## [Given task]
Scan the material and copy every line in which "have" appears.

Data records

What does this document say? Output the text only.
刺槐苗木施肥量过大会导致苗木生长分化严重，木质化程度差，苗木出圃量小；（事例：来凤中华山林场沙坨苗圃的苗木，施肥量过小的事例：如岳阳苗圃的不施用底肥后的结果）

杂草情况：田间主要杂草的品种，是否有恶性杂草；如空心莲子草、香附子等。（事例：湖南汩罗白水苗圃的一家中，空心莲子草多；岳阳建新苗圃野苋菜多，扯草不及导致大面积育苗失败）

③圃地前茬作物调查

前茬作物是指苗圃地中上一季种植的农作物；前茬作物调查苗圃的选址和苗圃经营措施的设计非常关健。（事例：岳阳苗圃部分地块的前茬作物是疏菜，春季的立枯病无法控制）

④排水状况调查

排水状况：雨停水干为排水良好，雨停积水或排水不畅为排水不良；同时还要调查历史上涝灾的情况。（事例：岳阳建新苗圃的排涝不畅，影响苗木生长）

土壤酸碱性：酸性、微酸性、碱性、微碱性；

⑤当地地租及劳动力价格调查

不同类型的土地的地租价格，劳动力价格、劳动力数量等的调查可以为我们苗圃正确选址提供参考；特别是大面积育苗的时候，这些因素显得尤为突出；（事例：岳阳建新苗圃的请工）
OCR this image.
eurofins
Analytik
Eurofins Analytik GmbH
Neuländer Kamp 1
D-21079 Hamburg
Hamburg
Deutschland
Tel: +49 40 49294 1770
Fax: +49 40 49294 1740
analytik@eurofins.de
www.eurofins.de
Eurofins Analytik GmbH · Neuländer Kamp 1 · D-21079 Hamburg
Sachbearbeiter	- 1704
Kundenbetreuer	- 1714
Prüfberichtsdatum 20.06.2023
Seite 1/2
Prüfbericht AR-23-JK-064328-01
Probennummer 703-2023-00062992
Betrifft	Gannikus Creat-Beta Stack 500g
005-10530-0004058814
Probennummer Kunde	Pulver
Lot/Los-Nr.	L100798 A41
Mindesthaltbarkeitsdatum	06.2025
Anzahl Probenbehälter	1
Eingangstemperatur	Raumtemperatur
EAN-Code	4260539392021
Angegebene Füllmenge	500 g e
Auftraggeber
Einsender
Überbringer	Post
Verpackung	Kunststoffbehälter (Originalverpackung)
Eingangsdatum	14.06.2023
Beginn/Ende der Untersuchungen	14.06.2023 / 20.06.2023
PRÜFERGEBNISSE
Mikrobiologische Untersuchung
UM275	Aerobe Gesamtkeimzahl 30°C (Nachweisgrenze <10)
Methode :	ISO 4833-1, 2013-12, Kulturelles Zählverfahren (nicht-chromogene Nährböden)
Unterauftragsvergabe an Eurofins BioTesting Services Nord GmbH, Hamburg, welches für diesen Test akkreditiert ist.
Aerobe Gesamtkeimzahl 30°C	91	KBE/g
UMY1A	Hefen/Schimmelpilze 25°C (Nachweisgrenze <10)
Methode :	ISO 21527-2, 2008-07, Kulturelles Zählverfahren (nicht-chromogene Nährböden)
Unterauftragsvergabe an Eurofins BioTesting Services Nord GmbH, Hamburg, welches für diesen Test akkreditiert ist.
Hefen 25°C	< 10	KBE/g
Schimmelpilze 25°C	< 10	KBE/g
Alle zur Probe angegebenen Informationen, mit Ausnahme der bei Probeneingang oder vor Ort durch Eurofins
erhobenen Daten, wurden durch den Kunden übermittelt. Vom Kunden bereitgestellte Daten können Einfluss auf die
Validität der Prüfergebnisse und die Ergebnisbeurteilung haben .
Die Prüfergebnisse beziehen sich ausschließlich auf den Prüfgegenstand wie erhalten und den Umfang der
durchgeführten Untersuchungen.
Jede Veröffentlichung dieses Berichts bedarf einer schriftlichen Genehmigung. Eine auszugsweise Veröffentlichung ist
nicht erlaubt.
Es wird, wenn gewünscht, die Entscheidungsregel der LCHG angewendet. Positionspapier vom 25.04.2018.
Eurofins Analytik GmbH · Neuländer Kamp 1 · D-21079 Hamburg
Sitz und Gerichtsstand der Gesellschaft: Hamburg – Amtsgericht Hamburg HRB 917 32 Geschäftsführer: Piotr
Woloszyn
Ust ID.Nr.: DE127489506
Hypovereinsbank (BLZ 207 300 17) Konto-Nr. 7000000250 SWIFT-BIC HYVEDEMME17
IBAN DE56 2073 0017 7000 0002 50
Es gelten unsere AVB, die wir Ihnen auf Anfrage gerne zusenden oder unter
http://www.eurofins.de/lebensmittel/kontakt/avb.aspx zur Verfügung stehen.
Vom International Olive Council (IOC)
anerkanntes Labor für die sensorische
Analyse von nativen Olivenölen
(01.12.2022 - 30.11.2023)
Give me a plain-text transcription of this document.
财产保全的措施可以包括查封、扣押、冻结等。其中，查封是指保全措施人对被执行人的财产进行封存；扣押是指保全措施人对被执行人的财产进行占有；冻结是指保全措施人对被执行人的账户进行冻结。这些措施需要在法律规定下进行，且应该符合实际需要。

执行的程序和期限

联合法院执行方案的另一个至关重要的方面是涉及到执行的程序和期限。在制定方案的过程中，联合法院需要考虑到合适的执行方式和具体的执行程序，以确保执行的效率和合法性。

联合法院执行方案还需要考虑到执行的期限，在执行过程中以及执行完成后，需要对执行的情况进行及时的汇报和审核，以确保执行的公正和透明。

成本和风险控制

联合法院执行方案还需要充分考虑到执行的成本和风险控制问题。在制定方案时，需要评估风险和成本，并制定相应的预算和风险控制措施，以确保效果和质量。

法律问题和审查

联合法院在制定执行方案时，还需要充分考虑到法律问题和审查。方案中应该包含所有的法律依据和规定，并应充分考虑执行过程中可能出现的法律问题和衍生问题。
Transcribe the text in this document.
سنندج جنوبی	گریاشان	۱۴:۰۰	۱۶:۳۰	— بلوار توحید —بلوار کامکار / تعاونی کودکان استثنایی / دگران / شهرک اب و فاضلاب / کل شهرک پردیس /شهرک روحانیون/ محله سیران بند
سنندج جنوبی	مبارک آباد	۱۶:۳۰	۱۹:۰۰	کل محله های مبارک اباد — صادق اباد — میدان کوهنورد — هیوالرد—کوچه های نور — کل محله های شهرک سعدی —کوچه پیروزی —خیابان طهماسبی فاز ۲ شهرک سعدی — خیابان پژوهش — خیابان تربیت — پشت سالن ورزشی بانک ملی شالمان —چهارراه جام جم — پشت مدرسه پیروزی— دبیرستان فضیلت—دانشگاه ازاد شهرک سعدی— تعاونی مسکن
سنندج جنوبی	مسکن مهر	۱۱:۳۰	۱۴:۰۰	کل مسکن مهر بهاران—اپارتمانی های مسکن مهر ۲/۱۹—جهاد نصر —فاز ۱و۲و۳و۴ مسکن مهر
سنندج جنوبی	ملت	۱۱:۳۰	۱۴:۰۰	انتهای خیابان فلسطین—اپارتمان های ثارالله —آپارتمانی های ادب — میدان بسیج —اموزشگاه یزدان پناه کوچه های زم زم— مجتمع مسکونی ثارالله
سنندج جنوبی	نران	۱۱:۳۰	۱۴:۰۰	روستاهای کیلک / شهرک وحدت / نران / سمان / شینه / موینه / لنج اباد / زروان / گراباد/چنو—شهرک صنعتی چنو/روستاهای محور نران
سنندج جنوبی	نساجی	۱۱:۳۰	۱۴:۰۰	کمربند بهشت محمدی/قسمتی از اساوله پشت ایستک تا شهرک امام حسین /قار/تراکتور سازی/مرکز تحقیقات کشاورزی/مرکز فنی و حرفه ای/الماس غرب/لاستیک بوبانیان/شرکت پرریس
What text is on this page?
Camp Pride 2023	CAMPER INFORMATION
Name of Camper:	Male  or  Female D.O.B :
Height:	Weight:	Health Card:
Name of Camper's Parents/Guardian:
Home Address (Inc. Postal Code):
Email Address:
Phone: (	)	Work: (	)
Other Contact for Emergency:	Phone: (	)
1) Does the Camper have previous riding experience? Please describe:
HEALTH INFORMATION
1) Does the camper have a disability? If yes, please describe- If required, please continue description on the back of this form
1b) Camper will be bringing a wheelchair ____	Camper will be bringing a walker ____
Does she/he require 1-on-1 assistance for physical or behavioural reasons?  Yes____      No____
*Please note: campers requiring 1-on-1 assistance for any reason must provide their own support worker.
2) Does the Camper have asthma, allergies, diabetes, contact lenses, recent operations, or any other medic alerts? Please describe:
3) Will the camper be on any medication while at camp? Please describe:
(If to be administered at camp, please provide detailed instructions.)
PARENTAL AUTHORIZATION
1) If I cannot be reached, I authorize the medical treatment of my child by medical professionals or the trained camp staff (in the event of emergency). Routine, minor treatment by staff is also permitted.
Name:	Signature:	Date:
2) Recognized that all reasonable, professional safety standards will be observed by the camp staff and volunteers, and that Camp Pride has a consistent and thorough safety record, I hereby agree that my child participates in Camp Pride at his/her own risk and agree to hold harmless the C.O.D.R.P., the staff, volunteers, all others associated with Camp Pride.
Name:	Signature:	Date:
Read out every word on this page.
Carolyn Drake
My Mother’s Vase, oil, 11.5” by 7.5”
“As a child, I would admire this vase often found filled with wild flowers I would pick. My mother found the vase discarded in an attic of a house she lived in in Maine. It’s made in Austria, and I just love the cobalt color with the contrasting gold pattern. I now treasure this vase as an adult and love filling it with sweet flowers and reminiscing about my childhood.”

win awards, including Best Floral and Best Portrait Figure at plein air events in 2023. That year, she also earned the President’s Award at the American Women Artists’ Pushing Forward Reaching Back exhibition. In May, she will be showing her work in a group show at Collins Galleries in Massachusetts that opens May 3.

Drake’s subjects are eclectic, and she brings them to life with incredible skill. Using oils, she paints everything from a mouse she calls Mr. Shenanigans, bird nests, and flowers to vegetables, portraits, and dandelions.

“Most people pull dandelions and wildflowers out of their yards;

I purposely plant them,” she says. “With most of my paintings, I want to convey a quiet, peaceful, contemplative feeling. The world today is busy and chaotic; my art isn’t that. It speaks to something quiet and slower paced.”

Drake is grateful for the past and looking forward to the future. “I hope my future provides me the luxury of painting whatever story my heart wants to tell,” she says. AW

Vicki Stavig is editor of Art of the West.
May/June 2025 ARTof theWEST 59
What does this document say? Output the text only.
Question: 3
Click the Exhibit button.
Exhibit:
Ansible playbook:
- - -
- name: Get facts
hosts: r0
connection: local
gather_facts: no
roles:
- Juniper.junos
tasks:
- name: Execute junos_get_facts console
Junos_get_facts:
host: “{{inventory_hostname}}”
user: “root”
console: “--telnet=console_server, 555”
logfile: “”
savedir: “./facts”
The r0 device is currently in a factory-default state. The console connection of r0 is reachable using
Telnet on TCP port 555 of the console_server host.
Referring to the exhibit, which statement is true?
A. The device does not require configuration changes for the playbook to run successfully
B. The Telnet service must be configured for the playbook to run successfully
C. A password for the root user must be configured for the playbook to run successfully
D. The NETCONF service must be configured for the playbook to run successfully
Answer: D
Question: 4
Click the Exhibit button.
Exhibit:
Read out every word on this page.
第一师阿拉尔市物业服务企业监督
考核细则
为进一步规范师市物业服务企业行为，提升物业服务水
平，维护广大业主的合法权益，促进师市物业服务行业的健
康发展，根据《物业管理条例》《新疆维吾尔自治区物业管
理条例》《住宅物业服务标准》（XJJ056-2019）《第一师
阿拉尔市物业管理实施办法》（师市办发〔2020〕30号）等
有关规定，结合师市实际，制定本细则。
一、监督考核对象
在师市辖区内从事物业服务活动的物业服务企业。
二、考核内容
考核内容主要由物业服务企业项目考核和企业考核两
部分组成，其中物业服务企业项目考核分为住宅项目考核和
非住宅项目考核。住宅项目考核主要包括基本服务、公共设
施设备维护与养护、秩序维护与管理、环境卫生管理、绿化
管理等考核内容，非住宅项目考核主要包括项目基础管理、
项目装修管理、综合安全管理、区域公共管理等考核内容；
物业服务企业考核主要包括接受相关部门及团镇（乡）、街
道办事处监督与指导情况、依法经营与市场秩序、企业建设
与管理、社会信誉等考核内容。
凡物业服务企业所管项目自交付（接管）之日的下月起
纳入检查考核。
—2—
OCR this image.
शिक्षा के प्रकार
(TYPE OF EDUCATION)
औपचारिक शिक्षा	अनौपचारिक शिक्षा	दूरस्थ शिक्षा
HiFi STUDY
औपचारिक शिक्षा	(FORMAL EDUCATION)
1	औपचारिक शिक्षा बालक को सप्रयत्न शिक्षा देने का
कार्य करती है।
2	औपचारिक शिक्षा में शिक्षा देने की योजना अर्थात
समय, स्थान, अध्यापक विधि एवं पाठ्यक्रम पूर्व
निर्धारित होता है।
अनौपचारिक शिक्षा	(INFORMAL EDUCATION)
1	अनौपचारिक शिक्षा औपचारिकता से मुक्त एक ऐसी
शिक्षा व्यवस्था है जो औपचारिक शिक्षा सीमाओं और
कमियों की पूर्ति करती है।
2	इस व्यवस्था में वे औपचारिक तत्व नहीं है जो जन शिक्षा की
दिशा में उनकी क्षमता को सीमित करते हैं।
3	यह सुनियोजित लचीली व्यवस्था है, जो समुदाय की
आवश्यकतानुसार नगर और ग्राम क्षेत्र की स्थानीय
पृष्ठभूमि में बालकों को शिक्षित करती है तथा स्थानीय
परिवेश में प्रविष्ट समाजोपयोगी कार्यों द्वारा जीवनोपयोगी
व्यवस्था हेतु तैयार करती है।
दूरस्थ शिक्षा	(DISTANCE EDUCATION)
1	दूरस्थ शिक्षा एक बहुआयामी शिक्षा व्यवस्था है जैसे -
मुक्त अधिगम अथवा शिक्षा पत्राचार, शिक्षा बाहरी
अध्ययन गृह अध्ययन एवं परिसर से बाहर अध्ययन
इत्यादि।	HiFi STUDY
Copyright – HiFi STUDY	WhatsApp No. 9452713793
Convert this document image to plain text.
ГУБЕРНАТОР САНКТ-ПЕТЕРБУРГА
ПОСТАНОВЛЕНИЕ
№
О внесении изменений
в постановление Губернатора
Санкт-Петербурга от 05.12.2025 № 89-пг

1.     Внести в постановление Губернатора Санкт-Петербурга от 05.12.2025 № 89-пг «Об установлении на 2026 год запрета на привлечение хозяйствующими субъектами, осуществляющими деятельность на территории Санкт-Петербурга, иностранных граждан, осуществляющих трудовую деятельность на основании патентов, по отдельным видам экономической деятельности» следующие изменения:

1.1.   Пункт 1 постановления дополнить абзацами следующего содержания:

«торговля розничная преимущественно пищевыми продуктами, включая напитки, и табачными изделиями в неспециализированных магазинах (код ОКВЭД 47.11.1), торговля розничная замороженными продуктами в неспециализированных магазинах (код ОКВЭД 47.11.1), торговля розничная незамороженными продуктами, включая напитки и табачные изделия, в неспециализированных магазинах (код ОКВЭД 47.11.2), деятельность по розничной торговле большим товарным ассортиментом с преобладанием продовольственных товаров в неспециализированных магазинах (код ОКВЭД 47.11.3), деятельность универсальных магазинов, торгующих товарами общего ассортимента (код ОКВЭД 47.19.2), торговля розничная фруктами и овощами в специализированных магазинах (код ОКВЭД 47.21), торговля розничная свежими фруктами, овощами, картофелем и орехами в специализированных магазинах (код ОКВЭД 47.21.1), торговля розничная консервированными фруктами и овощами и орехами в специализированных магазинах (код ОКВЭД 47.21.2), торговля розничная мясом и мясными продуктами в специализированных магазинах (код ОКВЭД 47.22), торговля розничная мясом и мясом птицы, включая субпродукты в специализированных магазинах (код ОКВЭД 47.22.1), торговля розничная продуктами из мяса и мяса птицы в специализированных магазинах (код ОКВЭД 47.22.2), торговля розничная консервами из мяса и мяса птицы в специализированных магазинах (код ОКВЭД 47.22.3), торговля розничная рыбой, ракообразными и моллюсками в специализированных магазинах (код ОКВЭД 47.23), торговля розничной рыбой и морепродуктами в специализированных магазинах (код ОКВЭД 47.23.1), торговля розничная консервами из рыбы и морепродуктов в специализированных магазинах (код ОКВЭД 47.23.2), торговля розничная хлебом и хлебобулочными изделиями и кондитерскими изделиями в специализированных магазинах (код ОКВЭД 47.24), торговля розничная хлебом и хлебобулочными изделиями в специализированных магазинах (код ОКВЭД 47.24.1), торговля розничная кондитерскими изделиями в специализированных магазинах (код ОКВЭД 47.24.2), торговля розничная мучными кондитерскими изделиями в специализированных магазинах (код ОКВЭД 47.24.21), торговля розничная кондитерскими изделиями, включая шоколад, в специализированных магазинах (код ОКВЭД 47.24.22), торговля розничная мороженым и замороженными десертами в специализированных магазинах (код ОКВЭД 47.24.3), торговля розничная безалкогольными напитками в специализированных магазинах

## [Solution to this exercise]
1) Does the Camper have previous riding experience? Please describe:
1) Does the camper have a disability? If yes, please describe- If required, please continue description on the back of this form
2) Does the Camper have asthma, allergies, diabetes, contact lenses, recent operations, or any other medic alerts? Please describe:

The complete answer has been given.